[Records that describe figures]
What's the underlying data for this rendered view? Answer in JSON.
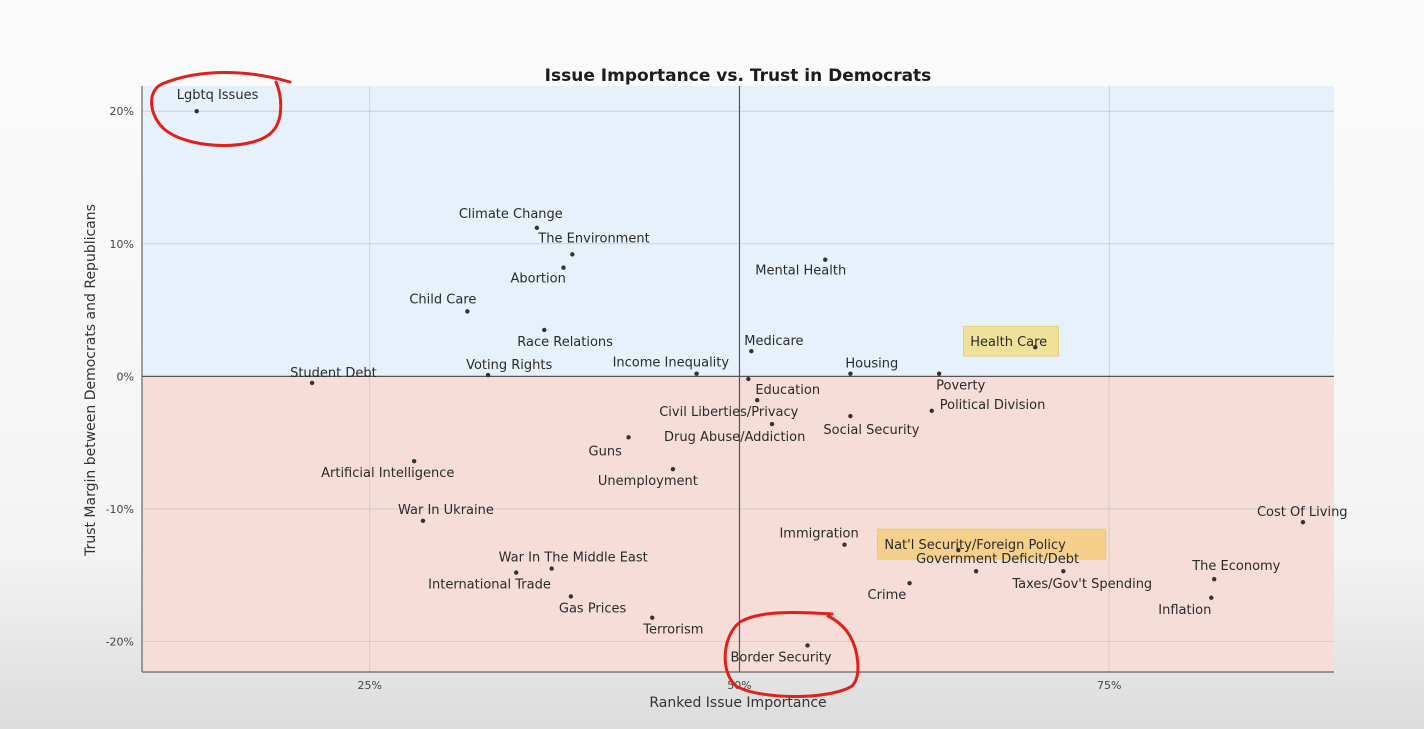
{
  "chart_data": {
    "type": "scatter",
    "title": "Issue Importance vs. Trust in Democrats",
    "xlabel": "Ranked Issue Importance",
    "ylabel": "Trust Margin between Democrats and Republicans",
    "x_ticks": [
      {
        "value": 25,
        "label": "25%"
      },
      {
        "value": 50,
        "label": "50%"
      },
      {
        "value": 75,
        "label": "75%"
      }
    ],
    "y_ticks": [
      {
        "value": 20,
        "label": "20%"
      },
      {
        "value": 10,
        "label": "10%"
      },
      {
        "value": 0,
        "label": "0%"
      },
      {
        "value": -10,
        "label": "-10%"
      },
      {
        "value": -20,
        "label": "-20%"
      }
    ],
    "xlim": [
      9.6,
      90.2
    ],
    "ylim": [
      -22.3,
      21.9
    ],
    "grid": true,
    "colors": {
      "positive_region": "#e7f1fc",
      "negative_region": "#f6ddd7",
      "highlight_yellow": "#efe19a",
      "highlight_orange": "#f4d08c",
      "annotation": "#e0201b"
    },
    "points": [
      {
        "label": "Lgbtq Issues",
        "x": 13.3,
        "y": 20.0
      },
      {
        "label": "Climate Change",
        "x": 36.3,
        "y": 11.2
      },
      {
        "label": "The Environment",
        "x": 38.7,
        "y": 9.2
      },
      {
        "label": "Abortion",
        "x": 38.1,
        "y": 8.2
      },
      {
        "label": "Mental Health",
        "x": 55.8,
        "y": 8.8
      },
      {
        "label": "Child Care",
        "x": 31.6,
        "y": 4.9
      },
      {
        "label": "Race Relations",
        "x": 36.8,
        "y": 3.5
      },
      {
        "label": "Medicare",
        "x": 50.8,
        "y": 1.9
      },
      {
        "label": "Health Care",
        "x": 70.0,
        "y": 2.2,
        "highlight": "yellow"
      },
      {
        "label": "Student Debt",
        "x": 21.1,
        "y": -0.5
      },
      {
        "label": "Voting Rights",
        "x": 33.0,
        "y": 0.1
      },
      {
        "label": "Income Inequality",
        "x": 47.1,
        "y": 0.2
      },
      {
        "label": "Housing",
        "x": 57.5,
        "y": 0.2
      },
      {
        "label": "Poverty",
        "x": 63.5,
        "y": 0.2
      },
      {
        "label": "Education",
        "x": 50.6,
        "y": -0.2
      },
      {
        "label": "Civil Liberties/Privacy",
        "x": 51.2,
        "y": -1.8
      },
      {
        "label": "Political Division",
        "x": 63.0,
        "y": -2.6
      },
      {
        "label": "Social Security",
        "x": 57.5,
        "y": -3.0
      },
      {
        "label": "Drug Abuse/Addiction",
        "x": 52.2,
        "y": -3.6
      },
      {
        "label": "Guns",
        "x": 42.5,
        "y": -4.6
      },
      {
        "label": "Artificial Intelligence",
        "x": 28.0,
        "y": -6.4
      },
      {
        "label": "Unemployment",
        "x": 45.5,
        "y": -7.0
      },
      {
        "label": "Cost Of Living",
        "x": 88.1,
        "y": -11.0
      },
      {
        "label": "War In Ukraine",
        "x": 28.6,
        "y": -10.9
      },
      {
        "label": "Immigration",
        "x": 57.1,
        "y": -12.7
      },
      {
        "label": "Nat'l Security/Foreign Policy",
        "x": 64.8,
        "y": -13.1,
        "highlight": "orange"
      },
      {
        "label": "Government Deficit/Debt",
        "x": 66.0,
        "y": -14.7
      },
      {
        "label": "War In The Middle East",
        "x": 37.3,
        "y": -14.5
      },
      {
        "label": "International Trade",
        "x": 34.9,
        "y": -14.8
      },
      {
        "label": "The Economy",
        "x": 82.1,
        "y": -15.3
      },
      {
        "label": "Taxes/Gov't Spending",
        "x": 71.9,
        "y": -14.7
      },
      {
        "label": "Crime",
        "x": 61.5,
        "y": -15.6
      },
      {
        "label": "Gas Prices",
        "x": 38.6,
        "y": -16.6
      },
      {
        "label": "Inflation",
        "x": 81.9,
        "y": -16.7
      },
      {
        "label": "Terrorism",
        "x": 44.1,
        "y": -18.2
      },
      {
        "label": "Border Security",
        "x": 54.6,
        "y": -20.3
      }
    ]
  }
}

GIVEN TASK =>
Copy each line of the listing in which the word "Debt" can be found.

SOLUTION TO THIS TASK =>
        "label": "Student Debt",
        "label": "Government Deficit/Debt",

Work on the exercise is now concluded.